Document excerpt -

- Opening Delimiter -

Jamaica dogwood (Piscidia erythrina/Piscidia piscipula) is best known as a traditional remedy for treating neuralgia (burning or stabbing pain along the course of a nerve), migraine, insomnia, and nervous tension. As early as 1844, Western scientists discovered that Jamaica dogwood had narcotic, analgesic, and sweat-promoting properties. Recent scientific studies have helped substantiate early findings, demonstrating that bark extracts of this plant produce sedative and narcotic effects in animals.

In addition to its medicinal uses, Jamaica dogwood has been a valuable source of charcoal and wood for building boats, and has been used in fish poisons.

Plant Description

Jamaica dogwood is indigenous to Central America, Florida, and the West Indies, and can now also be found in Texas, Mexico, and the northern part of South America. The plant's characteristic pods bear four projecting longitudinal wings. The bark is yellow or grayish brown on the outer surface, and lighter colored or white on the inner surface. The Jamaica dogwood's distinctly acrid and bitter taste causes a burning sensation in the mouth, and the bark gives off an unpleasant odor.

Parts Used

The dried root bark and stem bark are used medicinally to treat a variety of ailments.

Medicinal Uses/Indications

Jamaica dogwood is used to treat the following conditions:

  • Neuralgia
  • Nervous debility
  • Insomnia
  • Migraine
  • Dysmenorrhea (painful menstruation)
  • Violent toothache
  • Whooping cough

It is also used for these qualities: analgesic, cardiotonic (helps the heart muscle work better), diuretic (promotes excretion of salts and water from the kidney), hypnotic, antispasmodic, and for dilating the pupil of the eye.

Available Forms

The Jamaica dogwood root bark is sold in pieces about one to two inches in length and 1/8 inch in thickness. There is considerable variation in the chemical constituents of Jamaica dogwood from different geographic regions, so it is important to make sure that it contains a maximum quantity of all active ingredients, including jamaicin and lisetin. Jamaica dogwood is also available in liquid extract and tincture forms.

How to Take It

The following are recommended doses:

  • Dried root bark: 1 to 4 g (or equivalent in decoction) three times daily
  • Fluid extract: (1:1 in 30% alcohol) 1 to 2 ml three times daily; or 2 to 8 ml per day (1:1, 60% ethanol)

- Closing Delimiter -

Records provided -
- Opening Delimiter -

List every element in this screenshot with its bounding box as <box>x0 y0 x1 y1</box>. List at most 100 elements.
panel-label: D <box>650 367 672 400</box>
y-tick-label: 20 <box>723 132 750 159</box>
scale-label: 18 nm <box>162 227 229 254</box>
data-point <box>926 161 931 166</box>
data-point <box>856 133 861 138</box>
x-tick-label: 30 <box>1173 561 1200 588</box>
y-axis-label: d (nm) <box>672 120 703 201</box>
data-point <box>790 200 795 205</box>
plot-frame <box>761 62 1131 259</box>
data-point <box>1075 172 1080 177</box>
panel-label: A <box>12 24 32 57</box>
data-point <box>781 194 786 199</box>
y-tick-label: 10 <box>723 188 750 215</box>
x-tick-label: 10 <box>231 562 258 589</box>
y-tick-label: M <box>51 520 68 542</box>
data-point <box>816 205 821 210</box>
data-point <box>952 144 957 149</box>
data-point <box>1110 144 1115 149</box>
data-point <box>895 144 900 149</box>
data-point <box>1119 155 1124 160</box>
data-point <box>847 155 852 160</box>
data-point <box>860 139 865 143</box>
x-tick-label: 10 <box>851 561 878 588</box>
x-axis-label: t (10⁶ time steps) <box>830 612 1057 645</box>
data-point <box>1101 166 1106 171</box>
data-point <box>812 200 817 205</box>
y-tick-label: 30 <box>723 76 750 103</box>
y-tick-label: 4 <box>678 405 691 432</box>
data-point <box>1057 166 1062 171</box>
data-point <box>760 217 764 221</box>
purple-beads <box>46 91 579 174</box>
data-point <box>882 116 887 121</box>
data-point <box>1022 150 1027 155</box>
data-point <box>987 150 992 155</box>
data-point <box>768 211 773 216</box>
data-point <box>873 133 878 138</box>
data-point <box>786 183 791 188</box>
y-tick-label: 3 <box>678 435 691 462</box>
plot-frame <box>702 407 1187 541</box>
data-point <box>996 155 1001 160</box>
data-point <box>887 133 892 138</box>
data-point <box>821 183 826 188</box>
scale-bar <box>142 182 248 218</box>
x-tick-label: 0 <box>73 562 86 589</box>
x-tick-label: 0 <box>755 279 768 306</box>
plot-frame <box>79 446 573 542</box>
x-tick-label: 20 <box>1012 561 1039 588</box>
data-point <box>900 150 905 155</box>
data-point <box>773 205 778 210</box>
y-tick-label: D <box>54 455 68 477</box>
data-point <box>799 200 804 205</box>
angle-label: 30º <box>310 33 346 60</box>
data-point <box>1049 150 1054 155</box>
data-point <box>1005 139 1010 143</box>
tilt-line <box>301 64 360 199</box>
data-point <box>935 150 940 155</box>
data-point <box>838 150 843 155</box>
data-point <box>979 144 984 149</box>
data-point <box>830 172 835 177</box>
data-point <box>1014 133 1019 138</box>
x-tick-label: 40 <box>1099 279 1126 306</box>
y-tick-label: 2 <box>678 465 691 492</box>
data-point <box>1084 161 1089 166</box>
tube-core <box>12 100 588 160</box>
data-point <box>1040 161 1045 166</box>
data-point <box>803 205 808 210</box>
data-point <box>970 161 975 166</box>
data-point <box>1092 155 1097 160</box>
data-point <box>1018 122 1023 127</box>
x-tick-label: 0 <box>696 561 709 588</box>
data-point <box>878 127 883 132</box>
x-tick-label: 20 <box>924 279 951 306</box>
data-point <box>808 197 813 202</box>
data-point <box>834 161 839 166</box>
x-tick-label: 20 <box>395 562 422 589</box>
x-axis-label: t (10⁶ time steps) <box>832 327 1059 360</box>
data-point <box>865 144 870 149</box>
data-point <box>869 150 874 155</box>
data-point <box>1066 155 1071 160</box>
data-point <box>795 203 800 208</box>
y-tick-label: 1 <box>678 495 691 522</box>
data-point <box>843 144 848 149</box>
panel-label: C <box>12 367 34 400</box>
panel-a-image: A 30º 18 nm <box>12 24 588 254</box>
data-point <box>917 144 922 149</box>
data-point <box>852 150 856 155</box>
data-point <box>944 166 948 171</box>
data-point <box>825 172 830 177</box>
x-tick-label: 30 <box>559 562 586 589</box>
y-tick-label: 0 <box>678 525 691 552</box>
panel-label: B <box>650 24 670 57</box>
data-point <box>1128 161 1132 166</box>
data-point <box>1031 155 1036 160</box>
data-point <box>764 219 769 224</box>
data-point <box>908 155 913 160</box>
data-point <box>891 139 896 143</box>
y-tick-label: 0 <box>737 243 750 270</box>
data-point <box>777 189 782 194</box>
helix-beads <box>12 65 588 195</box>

- Closing Delimiter -

Directions -
A – In the Jamaica dogwood text, what color is the outer surface of the bark?
B – Return the passage of the Jamaica dogwood text word for word, starting at "Plant Description" and ending at "variety of ailments.".

Exercise responses -
A – Yellow or grayish brown.

B –
Plant Description

Jamaica dogwood is indigenous to Central America, Florida, and the West Indies, and can now also be found in Texas, Mexico, and the northern part of South America. The plant's characteristic pods bear four projecting longitudinal wings. The bark is yellow or grayish brown on the outer surface, and lighter colored or white on the inner surface. The Jamaica dogwood's distinctly acrid and bitter taste causes a burning sensation in the mouth, and the bark gives off an unpleasant odor.

Parts Used

The dried root bark and stem bark are used medicinally to treat a variety of ailments.